- Aim
Return every record verbatim.

"""

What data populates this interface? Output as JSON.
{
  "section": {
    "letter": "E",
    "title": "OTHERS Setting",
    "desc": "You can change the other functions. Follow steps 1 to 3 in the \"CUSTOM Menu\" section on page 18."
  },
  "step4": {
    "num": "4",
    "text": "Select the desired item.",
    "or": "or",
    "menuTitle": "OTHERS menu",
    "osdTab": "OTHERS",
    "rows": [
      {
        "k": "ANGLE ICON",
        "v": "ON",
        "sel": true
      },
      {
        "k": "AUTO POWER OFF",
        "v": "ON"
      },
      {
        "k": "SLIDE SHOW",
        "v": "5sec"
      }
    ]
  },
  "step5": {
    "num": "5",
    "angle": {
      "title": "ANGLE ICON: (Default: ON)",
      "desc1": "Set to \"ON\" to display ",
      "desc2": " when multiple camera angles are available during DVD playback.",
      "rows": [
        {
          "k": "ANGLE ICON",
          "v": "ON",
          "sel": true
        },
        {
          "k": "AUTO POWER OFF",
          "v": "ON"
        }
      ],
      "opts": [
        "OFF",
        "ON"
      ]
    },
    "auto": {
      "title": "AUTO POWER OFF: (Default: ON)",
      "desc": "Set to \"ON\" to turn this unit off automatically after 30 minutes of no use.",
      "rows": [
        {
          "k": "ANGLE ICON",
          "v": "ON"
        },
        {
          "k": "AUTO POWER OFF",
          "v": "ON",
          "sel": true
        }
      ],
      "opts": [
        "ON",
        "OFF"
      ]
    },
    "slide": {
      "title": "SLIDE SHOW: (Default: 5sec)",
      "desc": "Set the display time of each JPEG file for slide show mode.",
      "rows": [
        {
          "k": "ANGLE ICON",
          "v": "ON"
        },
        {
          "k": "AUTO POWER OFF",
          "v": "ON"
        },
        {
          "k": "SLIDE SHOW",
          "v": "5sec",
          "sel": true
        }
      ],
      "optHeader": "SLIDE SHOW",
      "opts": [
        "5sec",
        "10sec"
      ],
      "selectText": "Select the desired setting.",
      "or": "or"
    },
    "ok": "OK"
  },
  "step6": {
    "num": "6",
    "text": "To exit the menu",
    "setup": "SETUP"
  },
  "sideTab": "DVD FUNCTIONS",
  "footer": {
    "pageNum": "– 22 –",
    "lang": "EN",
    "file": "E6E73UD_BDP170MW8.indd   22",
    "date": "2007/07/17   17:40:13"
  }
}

"""

- Task answer
What data populates this interface? Output as JSON.
{
  "section": {
    "letter": "E",
    "title": "OTHERS Setting",
    "desc": "You can change the other functions. Follow steps 1 to 3 in the \"CUSTOM Menu\" section on page 18."
  },
  "step4": {
    "num": "4",
    "text": "Select the desired item.",
    "or": "or",
    "menuTitle": "OTHERS menu",
    "osdTab": "OTHERS",
    "rows": [
      {
        "k": "ANGLE ICON",
        "v": "ON",
        "sel": true
      },
      {
        "k": "AUTO POWER OFF",
        "v": "ON"
      },
      {
        "k": "SLIDE SHOW",
        "v": "5sec"
      }
    ]
  },
  "step5": {
    "num": "5",
    "angle": {
      "title": "ANGLE ICON: (Default: ON)",
      "desc1": "Set to \"ON\" to display ",
      "desc2": " when multiple camera angles are available during DVD playback.",
      "rows": [
        {
          "k": "ANGLE ICON",
          "v": "ON",
          "sel": true
        },
        {
          "k": "AUTO POWER OFF",
          "v": "ON"
        }
      ],
      "opts": [
        "OFF",
        "ON"
      ]
    },
    "auto": {
      "title": "AUTO POWER OFF: (Default: ON)",
      "desc": "Set to \"ON\" to turn this unit off automatically after 30 minutes of no use.",
      "rows": [
        {
          "k": "ANGLE ICON",
          "v": "ON"
        },
        {
          "k": "AUTO POWER OFF",
          "v": "ON",
          "sel": true
        }
      ],
      "opts": [
        "ON",
        "OFF"
      ]
    },
    "slide": {
      "title": "SLIDE SHOW: (Default: 5sec)",
      "desc": "Set the display time of each JPEG file for slide show mode.",
      "rows": [
        {
          "k": "ANGLE ICON",
          "v": "ON"
        },
        {
          "k": "AUTO POWER OFF",
          "v": "ON"
        },
        {
          "k": "SLIDE SHOW",
          "v": "5sec",
          "sel": true
        }
      ],
      "optHeader": "SLIDE SHOW",
      "opts": [
        "5sec",
        "10sec"
      ],
      "selectText": "Select the desired setting.",
      "or": "or"
    },
    "ok": "OK"
  },
  "step6": {
    "num": "6",
    "text": "To exit the menu",
    "setup": "SETUP"
  },
  "sideTab": "DVD FUNCTIONS",
  "footer": {
    "pageNum": "– 22 –",
    "lang": "EN",
    "file": "E6E73UD_BDP170MW8.indd   22",
    "date": "2007/07/17   17:40:13"
  }
}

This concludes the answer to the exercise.